- **Task directions**
Reproduce the listing below line for line, unchanged, but leave out any pictures.

- **Dataset rows**

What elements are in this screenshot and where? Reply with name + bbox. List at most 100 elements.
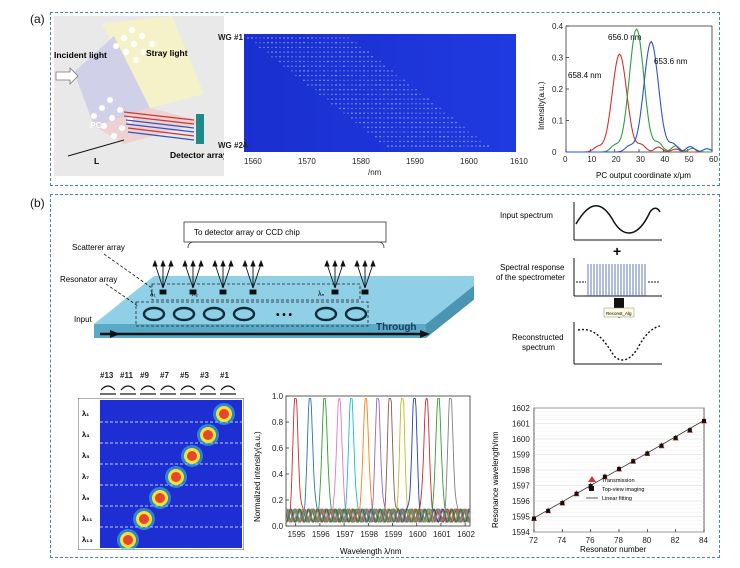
wg-dot: [391, 141, 392, 142]
scatterer-label: Scatterer array: [72, 243, 125, 252]
wg-dot: [291, 70, 292, 71]
wg-dot: [343, 47, 344, 48]
scatter-arrow-head: [251, 261, 255, 266]
wg-dot: [355, 117, 356, 118]
resonator-device: To detector array or CCD chip • • • Scat…: [54, 206, 474, 376]
wg-dot: [399, 113, 400, 114]
heat-spot-core: [155, 493, 165, 503]
wg-dot: [439, 131, 440, 132]
wg-dot: [291, 47, 292, 48]
wg-dot: [399, 84, 400, 85]
wg-dot: [323, 51, 324, 52]
wg-dot: [315, 89, 316, 90]
resonator-number-label: #11: [120, 371, 133, 380]
resonator-ring-icon: [181, 386, 195, 390]
wg-dot: [367, 56, 368, 57]
wg-dot: [395, 89, 396, 90]
wg-dot: [367, 80, 368, 81]
wg-dot: [327, 94, 328, 95]
wg-tick: 1560: [244, 157, 262, 166]
wg-dot: [423, 113, 424, 114]
wg-dot: [463, 145, 464, 146]
wg-dot: [403, 84, 404, 85]
wg-dot: [299, 47, 300, 48]
wg-dot: [359, 108, 360, 109]
wg-dot: [363, 70, 364, 71]
wg-unit: /nm: [368, 168, 382, 176]
wg-dot: [279, 47, 280, 48]
wg-dot: [427, 122, 428, 123]
wg-dot: [351, 108, 352, 109]
wg-dot: [419, 127, 420, 128]
wg-dot: [451, 141, 452, 142]
resonator-ring-icon: [201, 386, 215, 390]
heat-spot-core: [171, 472, 181, 482]
res-ylabel: Resonance wavelength/nm: [491, 431, 500, 528]
res-y-tick-label: 1599: [512, 451, 530, 460]
wg-dot: [363, 122, 364, 123]
wg-dot: [331, 75, 332, 76]
wg-dot: [427, 98, 428, 99]
wg-dot: [275, 51, 276, 52]
wg-dot: [307, 47, 308, 48]
wg-dot: [391, 103, 392, 104]
scatter-arrow-head: [169, 261, 173, 266]
wg-dot: [347, 47, 348, 48]
wg-dot: [459, 145, 460, 146]
wg-dot: [387, 113, 388, 114]
wg-dot: [271, 37, 272, 38]
wg-dot: [431, 131, 432, 132]
lambda-2-label: λ₂: [192, 291, 199, 298]
wg-dot: [403, 141, 404, 142]
wg-dot: [391, 113, 392, 114]
int-x-tick-label: 50: [685, 155, 694, 164]
wg-dot: [375, 94, 376, 95]
wg-dot: [295, 75, 296, 76]
wg-dot: [307, 70, 308, 71]
wg-dot: [383, 136, 384, 137]
wg-dot: [367, 117, 368, 118]
wg-dot: [403, 145, 404, 146]
wg-dot: [403, 80, 404, 81]
wg-dot: [403, 89, 404, 90]
wg-dot: [335, 98, 336, 99]
wg-dot: [415, 131, 416, 132]
wg-dot: [347, 51, 348, 52]
wg-dot: [379, 141, 380, 142]
lambda-row-label: λ₁: [82, 409, 89, 418]
wg-dot: [347, 80, 348, 81]
wg-dot: [367, 127, 368, 128]
wg-dot: [371, 70, 372, 71]
wg-dot: [347, 70, 348, 71]
wg-dot: [399, 141, 400, 142]
wg-dot: [407, 141, 408, 142]
wg-dot: [439, 117, 440, 118]
wg-dot: [283, 56, 284, 57]
wg-dot: [387, 89, 388, 90]
wg-dot: [291, 61, 292, 62]
wg-dot: [383, 75, 384, 76]
scatter-arrow-head: [161, 261, 165, 266]
wg-dot: [315, 47, 316, 48]
wg-dot: [411, 131, 412, 132]
wg-dot: [323, 61, 324, 62]
wg-dot: [303, 37, 304, 38]
wg-dot: [395, 145, 396, 146]
wg-dot: [363, 127, 364, 128]
wg-dot: [371, 75, 372, 76]
wg-dot: [363, 108, 364, 109]
wg-dot: [463, 127, 464, 128]
wg-dot: [463, 131, 464, 132]
wg-dot: [439, 136, 440, 137]
wg-dot: [343, 89, 344, 90]
wg-dot: [435, 145, 436, 146]
wg-dot: [439, 122, 440, 123]
wg-dot: [351, 113, 352, 114]
wg-dot: [471, 145, 472, 146]
wg-tick: 1570: [298, 157, 316, 166]
wg-dot: [319, 66, 320, 67]
top-view-point: [575, 492, 579, 496]
res-xlabel: Resonator number: [580, 545, 647, 554]
wg-dot: [443, 113, 444, 114]
wg-dot: [423, 103, 424, 104]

- **Response for this exercise**
What elements are in this screenshot and where? Reply with name + bbox. List at most 100 elements.
wg-dot: [391, 141, 392, 142]
scatterer-label: Scatterer array: [72, 243, 125, 252]
wg-dot: [291, 70, 292, 71]
wg-dot: [343, 47, 344, 48]
scatter-arrow-head: [251, 261, 255, 266]
wg-dot: [355, 117, 356, 118]
resonator-device: To detector array or CCD chip • • • Scat…: [54, 206, 474, 376]
wg-dot: [399, 113, 400, 114]
heat-spot-core: [155, 493, 165, 503]
wg-dot: [439, 131, 440, 132]
wg-dot: [291, 47, 292, 48]
wg-dot: [399, 84, 400, 85]
wg-dot: [323, 51, 324, 52]
wg-dot: [315, 89, 316, 90]
resonator-number-label: #11: [120, 371, 133, 380]
resonator-ring-icon: [181, 386, 195, 390]
wg-dot: [367, 56, 368, 57]
wg-dot: [395, 89, 396, 90]
wg-dot: [367, 80, 368, 81]
wg-dot: [327, 94, 328, 95]
wg-tick: 1560: [244, 157, 262, 166]
wg-dot: [423, 113, 424, 114]
wg-dot: [463, 145, 464, 146]
wg-dot: [403, 84, 404, 85]
wg-dot: [299, 47, 300, 48]
wg-dot: [359, 108, 360, 109]
wg-dot: [363, 70, 364, 71]
wg-unit: /nm: [368, 168, 382, 176]
wg-dot: [279, 47, 280, 48]
wg-dot: [427, 122, 428, 123]
wg-dot: [351, 108, 352, 109]
wg-dot: [419, 127, 420, 128]
wg-dot: [451, 141, 452, 142]
resonator-ring-icon: [201, 386, 215, 390]
heat-spot-core: [171, 472, 181, 482]
res-ylabel: Resonance wavelength/nm: [491, 431, 500, 528]
res-y-tick-label: 1599: [512, 451, 530, 460]
wg-dot: [363, 122, 364, 123]
wg-dot: [331, 75, 332, 76]
wg-dot: [427, 98, 428, 99]
wg-dot: [275, 51, 276, 52]
wg-dot: [307, 47, 308, 48]
wg-dot: [391, 103, 392, 104]
scatter-arrow-head: [169, 261, 173, 266]
wg-dot: [347, 47, 348, 48]
wg-dot: [459, 145, 460, 146]
wg-dot: [387, 113, 388, 114]
wg-dot: [271, 37, 272, 38]
wg-dot: [431, 131, 432, 132]
lambda-2-label: λ₂: [192, 291, 199, 298]
wg-dot: [403, 141, 404, 142]
wg-dot: [391, 113, 392, 114]
int-x-tick-label: 50: [685, 155, 694, 164]
wg-dot: [375, 94, 376, 95]
wg-dot: [295, 75, 296, 76]
wg-dot: [307, 70, 308, 71]
wg-dot: [383, 136, 384, 137]
wg-dot: [367, 117, 368, 118]
wg-dot: [403, 145, 404, 146]
wg-dot: [403, 80, 404, 81]
wg-dot: [403, 89, 404, 90]
wg-dot: [335, 98, 336, 99]
wg-dot: [415, 131, 416, 132]
wg-dot: [347, 51, 348, 52]
wg-dot: [379, 141, 380, 142]
lambda-row-label: λ₁: [82, 409, 89, 418]
wg-dot: [347, 80, 348, 81]
wg-dot: [367, 127, 368, 128]
wg-dot: [371, 70, 372, 71]
wg-dot: [347, 70, 348, 71]
wg-dot: [399, 141, 400, 142]
wg-dot: [407, 141, 408, 142]
wg-dot: [439, 117, 440, 118]
wg-dot: [283, 56, 284, 57]
wg-dot: [387, 89, 388, 90]
wg-dot: [291, 61, 292, 62]
wg-dot: [383, 75, 384, 76]
scatter-arrow-head: [161, 261, 165, 266]
wg-dot: [315, 47, 316, 48]
wg-dot: [411, 131, 412, 132]
wg-dot: [323, 61, 324, 62]
wg-dot: [303, 37, 304, 38]
wg-dot: [395, 145, 396, 146]
wg-dot: [363, 127, 364, 128]
wg-dot: [371, 75, 372, 76]
wg-dot: [363, 108, 364, 109]
wg-dot: [463, 127, 464, 128]
wg-dot: [463, 131, 464, 132]
wg-dot: [439, 136, 440, 137]
wg-dot: [343, 89, 344, 90]
wg-dot: [435, 145, 436, 146]
wg-dot: [439, 122, 440, 123]
wg-dot: [351, 113, 352, 114]
wg-dot: [471, 145, 472, 146]
wg-tick: 1570: [298, 157, 316, 166]
wg-dot: [319, 66, 320, 67]
top-view-point: [575, 492, 579, 496]
res-xlabel: Resonator number: [580, 545, 647, 554]
wg-dot: [443, 113, 444, 114]
wg-dot: [423, 103, 424, 104]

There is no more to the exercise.